Set down each entry from the block beneath, exactly as written.

■ ■ ■ ■

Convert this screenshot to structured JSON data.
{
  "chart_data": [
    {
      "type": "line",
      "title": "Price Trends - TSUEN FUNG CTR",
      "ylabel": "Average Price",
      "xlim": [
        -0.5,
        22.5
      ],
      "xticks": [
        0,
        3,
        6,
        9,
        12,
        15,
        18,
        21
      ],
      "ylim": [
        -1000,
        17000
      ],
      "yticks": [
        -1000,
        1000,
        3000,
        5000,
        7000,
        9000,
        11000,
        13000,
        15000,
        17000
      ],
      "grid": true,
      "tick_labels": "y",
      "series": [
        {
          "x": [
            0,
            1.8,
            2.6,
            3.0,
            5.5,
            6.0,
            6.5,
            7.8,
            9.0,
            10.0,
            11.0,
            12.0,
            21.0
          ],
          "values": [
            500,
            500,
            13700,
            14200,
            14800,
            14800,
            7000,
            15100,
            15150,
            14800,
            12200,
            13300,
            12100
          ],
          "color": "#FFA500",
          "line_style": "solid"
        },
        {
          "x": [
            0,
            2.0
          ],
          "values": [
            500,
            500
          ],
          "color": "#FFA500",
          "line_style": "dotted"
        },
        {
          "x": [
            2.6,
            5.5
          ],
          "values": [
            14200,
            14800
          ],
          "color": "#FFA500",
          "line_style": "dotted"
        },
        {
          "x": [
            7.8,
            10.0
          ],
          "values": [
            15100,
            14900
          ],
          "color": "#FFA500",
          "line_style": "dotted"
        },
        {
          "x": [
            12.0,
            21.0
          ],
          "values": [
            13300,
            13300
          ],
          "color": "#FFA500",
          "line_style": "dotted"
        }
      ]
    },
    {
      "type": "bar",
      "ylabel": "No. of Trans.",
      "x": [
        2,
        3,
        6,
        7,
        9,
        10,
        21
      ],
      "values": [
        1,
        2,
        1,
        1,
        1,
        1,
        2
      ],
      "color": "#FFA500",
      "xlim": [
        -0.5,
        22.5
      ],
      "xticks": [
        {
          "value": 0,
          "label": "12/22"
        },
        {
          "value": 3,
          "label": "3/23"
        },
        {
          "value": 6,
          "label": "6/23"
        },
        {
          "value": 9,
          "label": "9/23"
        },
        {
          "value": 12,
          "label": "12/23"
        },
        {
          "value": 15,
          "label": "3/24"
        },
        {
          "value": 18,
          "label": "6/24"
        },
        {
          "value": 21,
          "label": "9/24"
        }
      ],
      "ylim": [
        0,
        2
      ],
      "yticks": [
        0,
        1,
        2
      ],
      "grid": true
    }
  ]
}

■ ■ ■ ■

:: Exercise response ::
Convert this screenshot to structured JSON data.
{
  "chart_data": [
    {
      "type": "line",
      "title": "Price Trends - TSUEN FUNG CTR",
      "ylabel": "Average Price",
      "xlim": [
        -0.5,
        22.5
      ],
      "xticks": [
        0,
        3,
        6,
        9,
        12,
        15,
        18,
        21
      ],
      "ylim": [
        -1000,
        17000
      ],
      "yticks": [
        -1000,
        1000,
        3000,
        5000,
        7000,
        9000,
        11000,
        13000,
        15000,
        17000
      ],
      "grid": true,
      "tick_labels": "y",
      "series": [
        {
          "x": [
            0,
            1.8,
            2.6,
            3.0,
            5.5,
            6.0,
            6.5,
            7.8,
            9.0,
            10.0,
            11.0,
            12.0,
            21.0
          ],
          "values": [
            500,
            500,
            13700,
            14200,
            14800,
            14800,
            7000,
            15100,
            15150,
            14800,
            12200,
            13300,
            12100
          ],
          "color": "#FFA500",
          "line_style": "solid"
        },
        {
          "x": [
            0,
            2.0
          ],
          "values": [
            500,
            500
          ],
          "color": "#FFA500",
          "line_style": "dotted"
        },
        {
          "x": [
            2.6,
            5.5
          ],
          "values": [
            14200,
            14800
          ],
          "color": "#FFA500",
          "line_style": "dotted"
        },
        {
          "x": [
            7.8,
            10.0
          ],
          "values": [
            15100,
            14900
          ],
          "color": "#FFA500",
          "line_style": "dotted"
        },
        {
          "x": [
            12.0,
            21.0
          ],
          "values": [
            13300,
            13300
          ],
          "color": "#FFA500",
          "line_style": "dotted"
        }
      ]
    },
    {
      "type": "bar",
      "ylabel": "No. of Trans.",
      "x": [
        2,
        3,
        6,
        7,
        9,
        10,
        21
      ],
      "values": [
        1,
        2,
        1,
        1,
        1,
        1,
        2
      ],
      "color": "#FFA500",
      "xlim": [
        -0.5,
        22.5
      ],
      "xticks": [
        {
          "value": 0,
          "label": "12/22"
        },
        {
          "value": 3,
          "label": "3/23"
        },
        {
          "value": 6,
          "label": "6/23"
        },
        {
          "value": 9,
          "label": "9/23"
        },
        {
          "value": 12,
          "label": "12/23"
        },
        {
          "value": 15,
          "label": "3/24"
        },
        {
          "value": 18,
          "label": "6/24"
        },
        {
          "value": 21,
          "label": "9/24"
        }
      ],
      "ylim": [
        0,
        2
      ],
      "yticks": [
        0,
        1,
        2
      ],
      "grid": true
    }
  ]
}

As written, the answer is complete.